PROBLEM DETAILS
Scan the records below. List lines holding "单调递减".

RECORD LIST
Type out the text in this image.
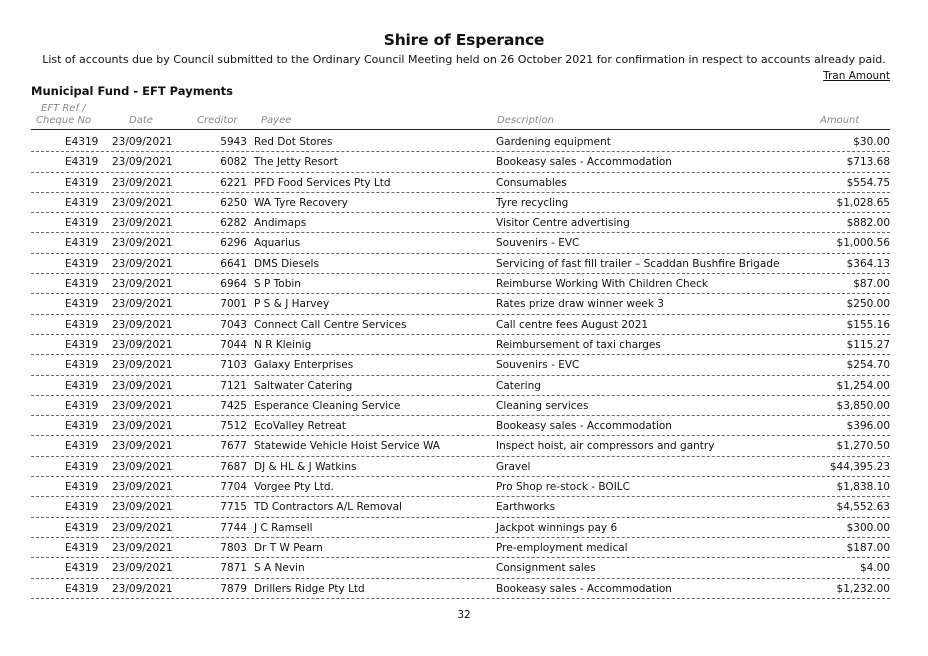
Shire of Esperance
List of accounts due by Council submitted to the Ordinary Council Meeting held on 26 October 2021 for confirmation in respect to accounts already paid.
Tran Amount
Municipal Fund - EFT Payments
EFT Ref /
Cheque No	Date	Creditor Payee	Description	Amount
E4319 23/09/2021	5943 Red Dot Stores	Gardening equipment	$30.00
E4319 23/09/2021	6082 The Jetty Resort	Bookeasy sales - Accommodation	$713.68
E4319 23/09/2021	6221 PFD Food Services Pty Ltd	Consumables	$554.75
E4319 23/09/2021	6250 WA Tyre Recovery	Tyre recycling	$1,028.65
E4319 23/09/2021	6282 Andimaps	Visitor Centre advertising	$882.00
E4319 23/09/2021	6296 Aquarius	Souvenirs - EVC	$1,000.56
E4319 23/09/2021	6641 DMS Diesels	Servicing of fast fill trailer – Scaddan Bushfire Brigade	$364.13
E4319 23/09/2021	6964 S P Tobin	Reimburse Working With Children Check	$87.00
E4319 23/09/2021	7001 P S & J Harvey	Rates prize draw winner week 3	$250.00
E4319 23/09/2021	7043 Connect Call Centre Services	Call centre fees August 2021	$155.16
E4319 23/09/2021	7044 N R Kleinig	Reimbursement of taxi charges	$115.27
E4319 23/09/2021	7103 Galaxy Enterprises	Souvenirs - EVC	$254.70
E4319 23/09/2021	7121 Saltwater Catering	Catering	$1,254.00
E4319 23/09/2021	7425 Esperance Cleaning Service	Cleaning services	$3,850.00
E4319 23/09/2021	7512 EcoValley Retreat	Bookeasy sales - Accommodation	$396.00
E4319 23/09/2021	7677 Statewide Vehicle Hoist Service WA	Inspect hoist, air compressors and gantry	$1,270.50
E4319 23/09/2021	7687 DJ & HL & J Watkins	Gravel	$44,395.23
E4319 23/09/2021	7704 Vorgee Pty Ltd.	Pro Shop re-stock - BOILC	$1,838.10
E4319 23/09/2021	7715 TD Contractors A/L Removal	Earthworks	$4,552.63
E4319 23/09/2021	7744 J C Ramsell	Jackpot winnings pay 6	$300.00
E4319 23/09/2021	7803 Dr T W Pearn	Pre-employment medical	$187.00
E4319 23/09/2021	7871 S A Nevin	Consignment sales	$4.00
E4319 23/09/2021	7879 Drillers Ridge Pty Ltd	Bookeasy sales - Accommodation	$1,232.00
32
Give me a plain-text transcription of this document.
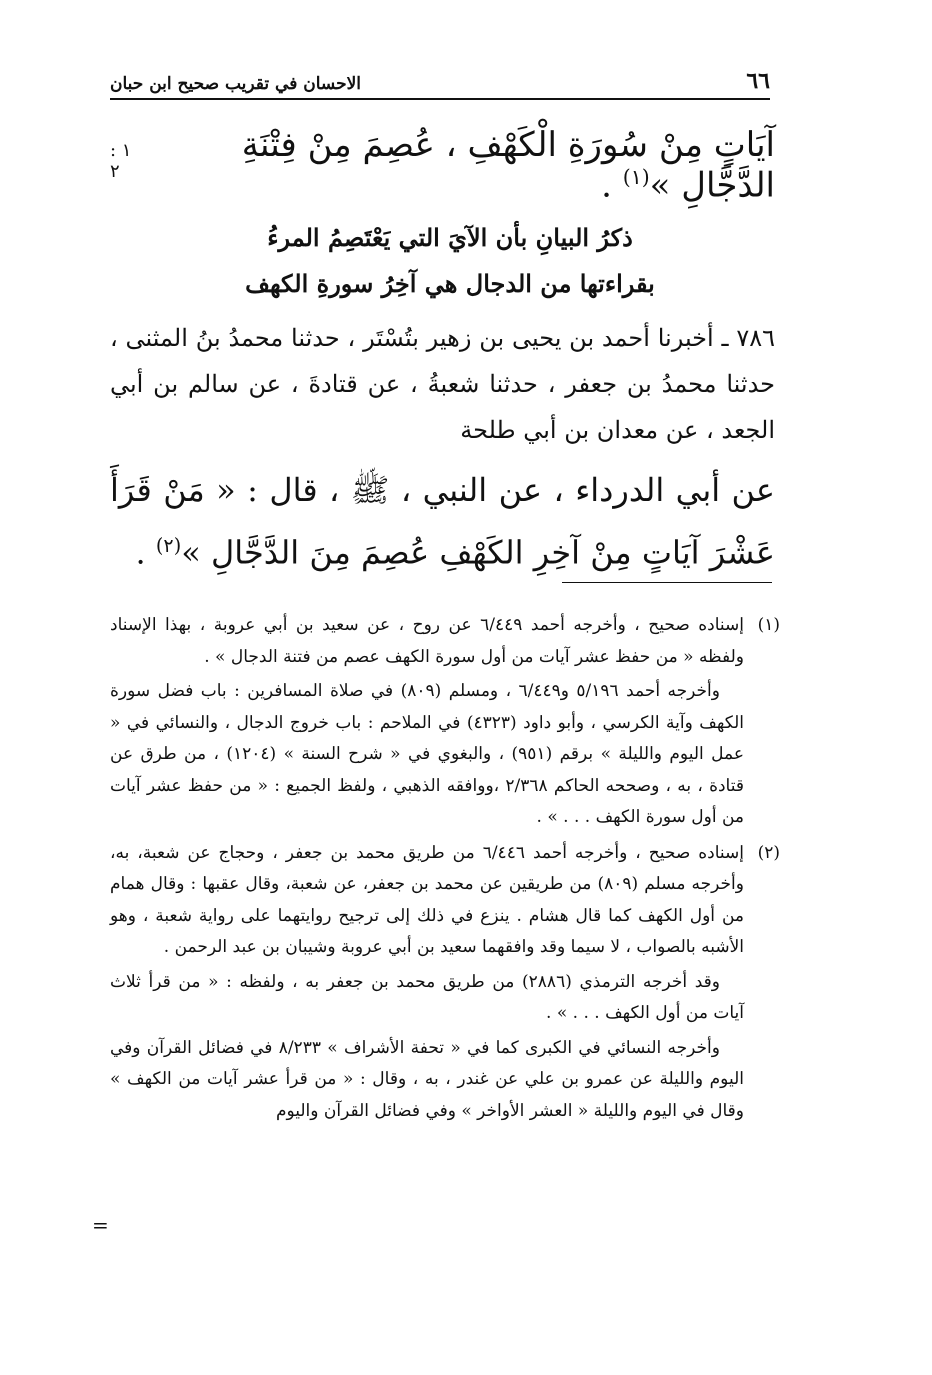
٦٦
الاحسان في تقريب صحيح ابن حبان
آيَاتٍ مِنْ سُورَةِ الْكَهْفِ ، عُصِمَ مِنْ فِتْنَةِ الدَّجَّالِ »$^{(١)}$ .
١ : ٢
ذكرُ البيانِ بأن الآيَ التي يَعْتَصِمُ المرءُ
بقراءتها من الدجال هي آخِرُ سورةِ الكهف
٧٨٦ ـ أخبرنا أحمد بن يحيى بن زهير بتُسْتَر ، حدثنا محمدُ بنُ المثنى ، حدثنا محمدُ بن جعفر ، حدثنا شعبةُ ، عن قتادةَ ، عن سالم بن أبي الجعد ، عن معدان بن أبي طلحة
عن أبي الدرداء ، عن النبي ، ﷺ ، قال : « مَنْ قَرَأَ عَشْرَ آيَاتٍ مِنْ آخِرِ الكَهْفِ عُصِمَ مِنَ الدَّجَّالِ »$^{(٢)}$ .
(١)

إسناده صحيح ، وأخرجه أحمد ٦/٤٤٩ عن روح ، عن سعيد بن أبي عروبة ، بهذا الإسناد ولفظه « من حفظ عشر آيات من أول سورة الكهف عصم من فتنة الدجال » .

وأخرجه أحمد ٥/١٩٦ و٦/٤٤٩ ، ومسلم (٨٠٩) في صلاة المسافرين : باب فضل سورة الكهف وآية الكرسي ، وأبو داود (٤٣٢٣) في الملاحم : باب خروج الدجال ، والنسائي في « عمل اليوم والليلة » برقم (٩٥١) ، والبغوي في « شرح السنة » (١٢٠٤) ، من طرق عن قتادة ، به ، وصححه الحاكم ٢/٣٦٨ ،ووافقه الذهبي ، ولفظ الجميع : « من حفظ عشر آيات من أول سورة الكهف . . . » .

(٢)

إسناده صحيح ، وأخرجه أحمد ٦/٤٤٦ من طريق محمد بن جعفر ، وحجاج عن شعبة، به، وأخرجه مسلم (٨٠٩) من طريقين عن محمد بن جعفر، عن شعبة، وقال عقبها : وقال همام من أول الكهف كما قال هشام . ينزع في ذلك إلى ترجيح روايتهما على رواية شعبة ، وهو الأشبه بالصواب ، لا سيما وقد وافقهما سعيد بن أبي عروبة وشيبان بن عبد الرحمن .

وقد أخرجه الترمذي (٢٨٨٦) من طريق محمد بن جعفر به ، ولفظه : « من قرأ ثلاث آيات من أول الكهف . . . » .

وأخرجه النسائي في الكبرى كما في « تحفة الأشراف » ٨/٢٣٣ في فضائل القرآن وفي اليوم والليلة عن عمرو بن علي عن غندر ، به ، وقال : « من قرأ عشر آيات من الكهف » وقال في اليوم والليلة « العشر الأواخر » وفي فضائل القرآن واليوم

=
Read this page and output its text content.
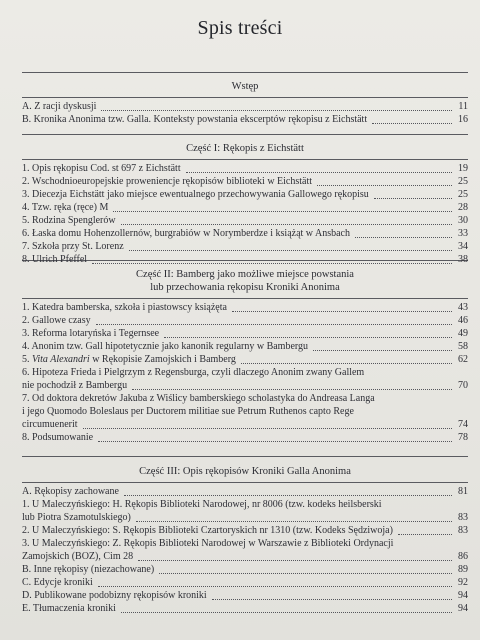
Spis treści
Wstęp
A. Z racji dyskusji	11
B. Kronika Anonima tzw. Galla. Konteksty powstania ekscerptów rękopisu z Eichstätt	16
Część I: Rękopis z Eichstätt
1. Opis rękopisu Cod. st 697 z Eichstätt	19
2. Wschodnioeuropejskie proweniencje rękopisów biblioteki w Eichstätt	25
3. Diecezja Eichstätt jako miejsce ewentualnego przechowywania Gallowego rękopisu	25
4. Tzw. ręka (ręce) M	28
5. Rodzina Spenglerów	30
6. Łaska domu Hohenzollernów, burgrabiów w Norymberdze i książąt w Ansbach	33
7. Szkoła przy St. Lorenz	34
8. Ulrich Pfeffel	38
Część II: Bamberg jako możliwe miejsce powstania
lub przechowania rękopisu Kroniki Anonima
1. Katedra bamberska, szkoła i piastowscy książęta	43
2. Gallowe czasy	46
3. Reforma lotaryńska i Tegernsee	49
4. Anonim tzw. Gall hipotetycznie jako kanonik regularny w Bambergu	58
5. Vita Alexandri w Rękopisie Zamojskich i Bamberg	62
6. Hipoteza Frieda i Pielgrzym z Regensburga, czyli dlaczego Anonim zwany Gallem
nie pochodził z Bambergu	70
7. Od doktora dekretów Jakuba z Wiślicy bamberskiego scholastyka do Andreasa Langa
i jego Quomodo Boleslaus per Ductorem militiae sue Petrum Ruthenos capto Rege
circumuenerit	74
8. Podsumowanie	78
Część III: Opis rękopisów Kroniki Galla Anonima
A. Rękopisy zachowane	81
1. U Maleczyńskiego: H. Rękopis Biblioteki Narodowej, nr 8006 (tzw. kodeks heilsberski
lub Piotra Szamotulskiego)	83
2. U Maleczyńskiego: S. Rękopis Biblioteki Czartoryskich nr 1310 (tzw. Kodeks Sędziwoja)	83
3. U Maleczyńskiego: Z. Rękopis Biblioteki Narodowej w Warszawie z Biblioteki Ordynacji
Zamojskich (BOZ), Cim 28	86
B. Inne rękopisy (niezachowane)	89
C. Edycje kroniki	92
D. Publikowane podobizny rękopisów kroniki	94
E. Tłumaczenia kroniki	94
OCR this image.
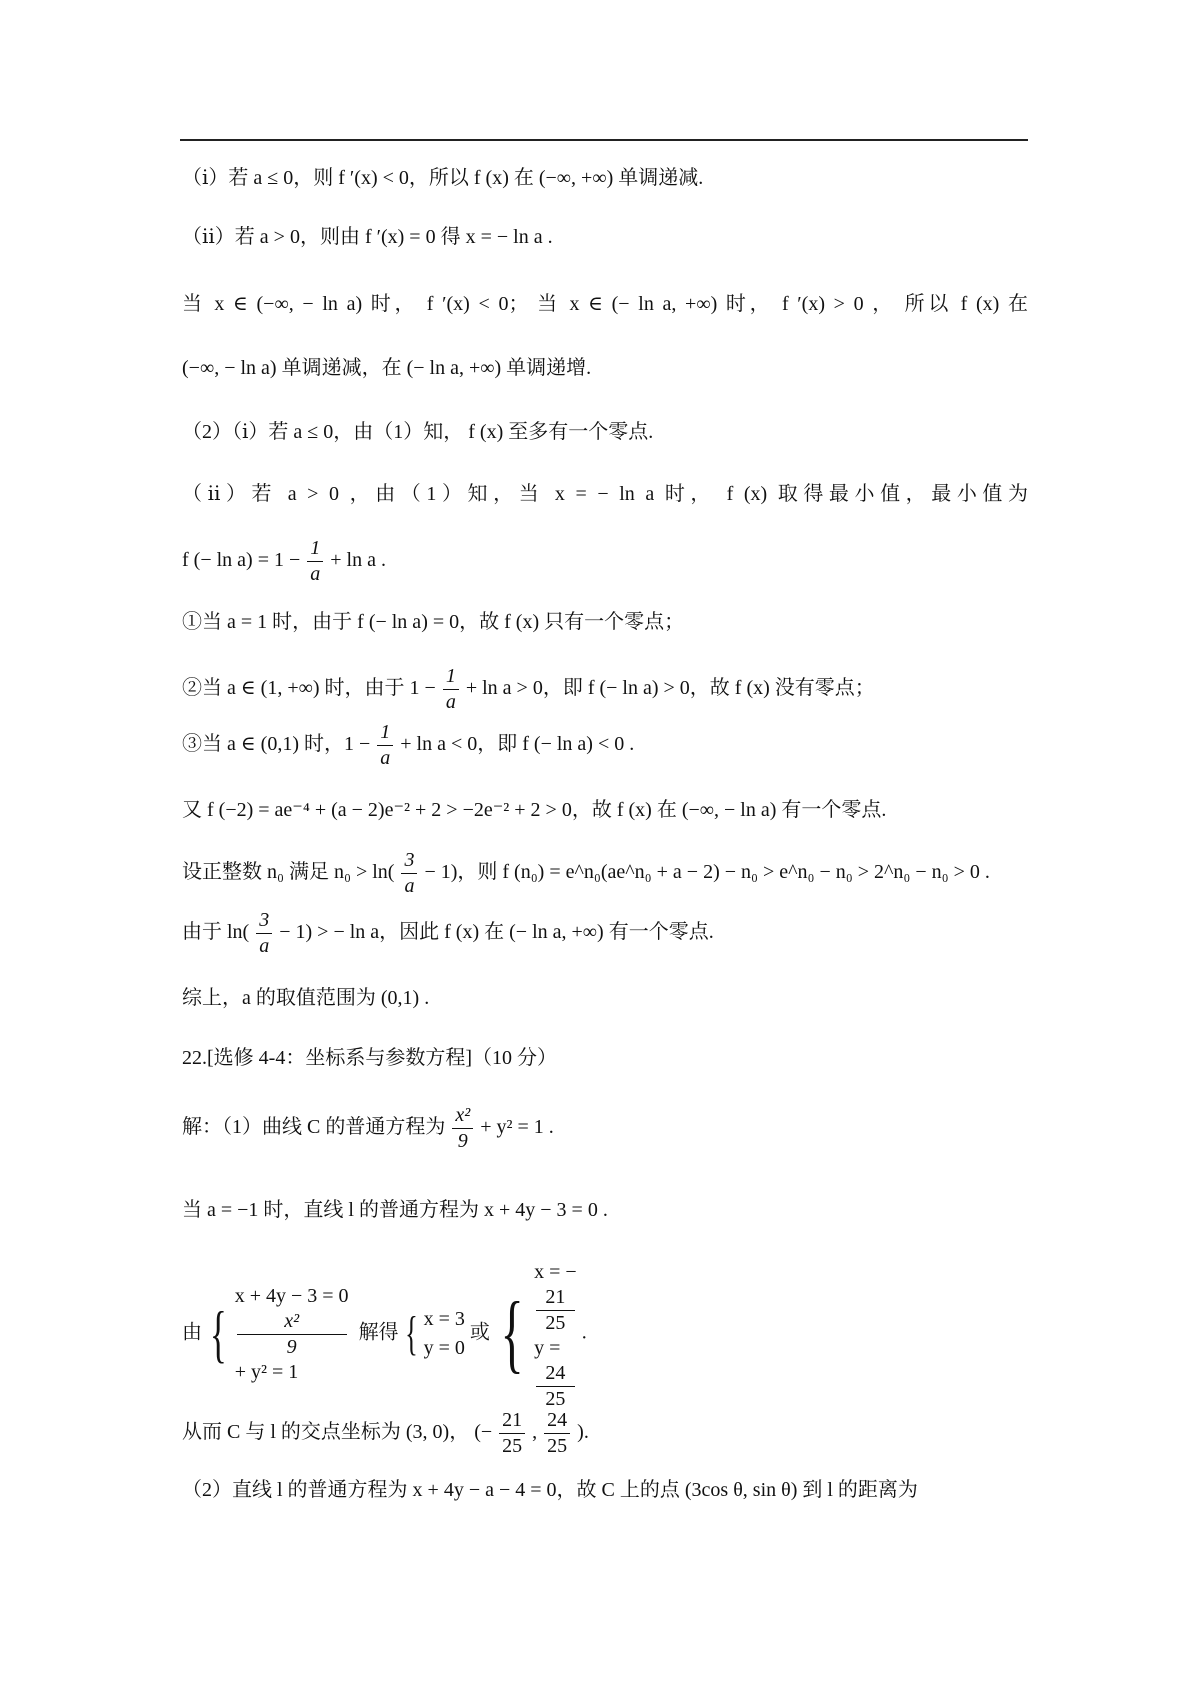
（ⅰ）若 a ≤ 0，则 f ′(x) < 0，所以 f (x) 在 (−∞, +∞) 单调递减.
（ⅱ）若 a > 0，则由 f ′(x) = 0 得 x = − ln a .
当 x ∈ (−∞, − ln a) 时， f ′(x) < 0； 当 x ∈ (− ln a, +∞) 时， f ′(x) > 0 ， 所以 f (x) 在
(−∞, − ln a) 单调递减，在 (− ln a, +∞) 单调递增.
（2）（ⅰ）若 a ≤ 0，由（1）知， f (x) 至多有一个零点.
（ⅱ）若 a > 0 ，由（1）知，当 x = − ln a 时， f (x) 取得最小值，最小值为
f (− $\ln a) = 1 - \frac{1}{a} + \ln a$ .
①当 a = 1 时，由于 f (− ln a) = 0，故 f (x) 只有一个零点；
②当 a ∈ (1, +∞) 时，由于 $1 - \frac{1}{a} + \ln a > 0$，即 f (− ln a) > 0，故 f (x) 没有零点；
③当 a ∈ (0,1) 时，$1 - \frac{1}{a} + \ln a < 0$，即 f (− ln a) < 0 .
又 f (−2) = ae⁻⁴ + (a − 2)e⁻² + 2 > −2e⁻² + 2 > 0，故 f (x) 在 (−∞, − ln a) 有一个零点.
设正整数 n₀ 满足 $n_0 > \ln( \frac{3}{a} - 1)$，则 f (n₀) = e^n₀(ae^n₀ + a − 2) − n₀ > e^n₀ − n₀ > 2^n₀ − n₀ > 0 .
由于 $\ln( \frac{3}{a} - 1)$ > − ln a，因此 f (x) 在 (− ln a, +∞) 有一个零点.
综上，a 的取值范围为 (0,1) .
22.[选修 4-4：坐标系与参数方程]（10 分）
解：（1）曲线 C 的普通方程为 $\frac{\text{x²}}{9} + y^2 = 1$ .
当 a = −1 时，直线 l 的普通方程为 x + 4y − 3 = 0 .
由 {
x + 4y − 3 = 0
x²
9
+ y² = 1
解得 { x = 3
y = 0
或 {
x = −
21
25
y =
24
25
.
从而 C 与 l 的交点坐标为 (3, 0)， (− $\frac{21}{25}$ , $\frac{24}{25}$ ).
（2）直线 l 的普通方程为 x + 4y − a − 4 = 0，故 C 上的点 (3cos θ, sin θ) 到 l 的距离为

SOLUTION
（ⅰ）若 a ≤ 0，则 f ′(x) < 0，所以 f (x) 在 (−∞, +∞) 单调递减.
(−∞, − ln a) 单调递减，在 (− ln a, +∞) 单调递增.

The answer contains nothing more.